**Text excerpt**

|---|

After almost 3 years since the end of my professional life in an office (if you missed this big change I let you read the article on the dismissal in North America or how you can lose your job in 15 minutes) I could finally enjoy the mobile part of my new professional life! So yes I already worked several times from France but now I went to work under the sun in Bolivia.
I wanted to share my experience with you because even if on paper being able to work from anywhere sounds like a lot of fun, it requires some preparation to make sure you have everything you need to work on the other side of the world.
Choice of the country
In my case I chose Bolivia because a couple of friends were getting married there. So I didn’t have to compare and make a choice but here are some infos to keep in mind:
- Visa: will you need a visa if you decide to stay longer than just a few days of vacation. Some countries allow 30 days, others 90 for example. Or like Bolivia some nationalities need a visa, e.g. Americans needed a visa. The visa can also have a cost to be taken into account in your budget.

|---|

**Source material**
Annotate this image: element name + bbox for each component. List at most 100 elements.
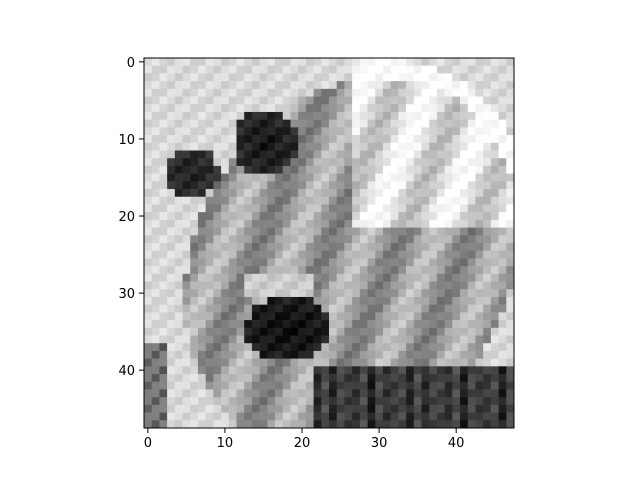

|---|

**Exercises**
1) In the text on working from Bolivia, shorten the paragraph that begins "I wanted to share my experience" to one sentence, keeping its main facts.
2) Write the next part of the text on working from Bolivia, picking up after its last sentence.
The lines above come from a different source than the text on working from Bolivia.

**Answers**
1) Working from anywhere sounds like fun, but it takes preparation to have everything needed to work on the other side of the world, so the writer is sharing this experience.

2)
- Accommodation: how much will the accommodation cost for the period you have planned? Knowing for example that in my case I still had to pay my rent in Toronto. It is better to choose a place where housing is not too expensive.
- Time zone: if you have to be connected at certain times, this is important information to take into account. When I’m in France and I have meetings at 6pm (Toronto) it’s midnight in France and it stings! It’s not impossible obviously, but be careful that your 4pm meeting doesn’t turn into a 4am meeting.
Practical questions there:
- Check internet access, do some online research, ask your Airbnb to make sure you’re going to have good internet access so you can work properly. You can ask for example if it is possible to watch a YouTube video without it crashing or stopping. This will give you a more accurate indication than “yes it works fine”. We know that it works well means something different for everyone depending on how you use it.
- Check the outlets and whether you will need an adapter to plug in your devices. If you’ve been around for a while you know that I always take a power strip to have several options just in case. This time I even added an extension cord in my suitcase and it came in handy several times, I recommend it!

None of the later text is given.